# start of Stored records

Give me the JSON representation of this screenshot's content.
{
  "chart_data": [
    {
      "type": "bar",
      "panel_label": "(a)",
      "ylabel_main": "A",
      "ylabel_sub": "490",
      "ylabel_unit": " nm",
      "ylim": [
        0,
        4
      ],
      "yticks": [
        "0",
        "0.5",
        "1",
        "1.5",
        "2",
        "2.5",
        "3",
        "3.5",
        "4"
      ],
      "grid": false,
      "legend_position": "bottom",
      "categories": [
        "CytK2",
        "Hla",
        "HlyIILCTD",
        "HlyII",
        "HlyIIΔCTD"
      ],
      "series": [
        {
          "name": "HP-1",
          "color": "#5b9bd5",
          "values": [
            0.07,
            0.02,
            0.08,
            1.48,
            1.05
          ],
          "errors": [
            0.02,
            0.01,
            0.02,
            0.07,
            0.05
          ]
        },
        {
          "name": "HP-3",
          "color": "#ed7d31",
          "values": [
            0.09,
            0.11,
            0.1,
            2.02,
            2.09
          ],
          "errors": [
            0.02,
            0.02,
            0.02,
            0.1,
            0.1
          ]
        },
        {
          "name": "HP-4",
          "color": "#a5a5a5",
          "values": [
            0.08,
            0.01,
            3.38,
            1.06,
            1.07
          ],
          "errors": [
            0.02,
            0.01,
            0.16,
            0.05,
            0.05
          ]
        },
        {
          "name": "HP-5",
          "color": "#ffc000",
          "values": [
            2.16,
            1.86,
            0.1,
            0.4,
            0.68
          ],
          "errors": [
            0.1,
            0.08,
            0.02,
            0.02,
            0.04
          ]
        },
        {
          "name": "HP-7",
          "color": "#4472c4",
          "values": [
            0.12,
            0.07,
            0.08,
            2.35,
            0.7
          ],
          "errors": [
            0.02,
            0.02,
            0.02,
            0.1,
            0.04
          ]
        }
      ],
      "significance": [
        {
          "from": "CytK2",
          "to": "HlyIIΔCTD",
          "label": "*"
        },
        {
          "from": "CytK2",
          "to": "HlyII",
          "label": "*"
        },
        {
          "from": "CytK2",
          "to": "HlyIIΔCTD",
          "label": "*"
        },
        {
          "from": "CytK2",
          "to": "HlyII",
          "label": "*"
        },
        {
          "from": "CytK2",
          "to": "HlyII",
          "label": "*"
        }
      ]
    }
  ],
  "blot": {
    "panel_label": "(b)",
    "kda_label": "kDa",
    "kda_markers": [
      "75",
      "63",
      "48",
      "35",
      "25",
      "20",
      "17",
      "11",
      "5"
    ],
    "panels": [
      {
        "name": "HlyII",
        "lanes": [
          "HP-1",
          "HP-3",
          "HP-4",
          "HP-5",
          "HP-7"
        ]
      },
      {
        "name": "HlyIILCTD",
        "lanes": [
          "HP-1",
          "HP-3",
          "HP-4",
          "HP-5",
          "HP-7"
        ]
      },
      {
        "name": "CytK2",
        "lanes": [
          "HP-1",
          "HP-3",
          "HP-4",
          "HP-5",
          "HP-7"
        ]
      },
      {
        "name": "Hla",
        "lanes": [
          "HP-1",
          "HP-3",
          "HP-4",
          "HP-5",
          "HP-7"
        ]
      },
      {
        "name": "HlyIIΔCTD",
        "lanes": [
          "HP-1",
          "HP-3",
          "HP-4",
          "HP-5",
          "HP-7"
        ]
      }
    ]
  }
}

# end of Stored records

▶ _Task description_
Pick out every line above that holds the word "color" and copy it.

▶ _Task response_
          "color": "#5b9bd5",
          "color": "#ed7d31",
          "color": "#a5a5a5",
          "color": "#ffc000",
          "color": "#4472c4",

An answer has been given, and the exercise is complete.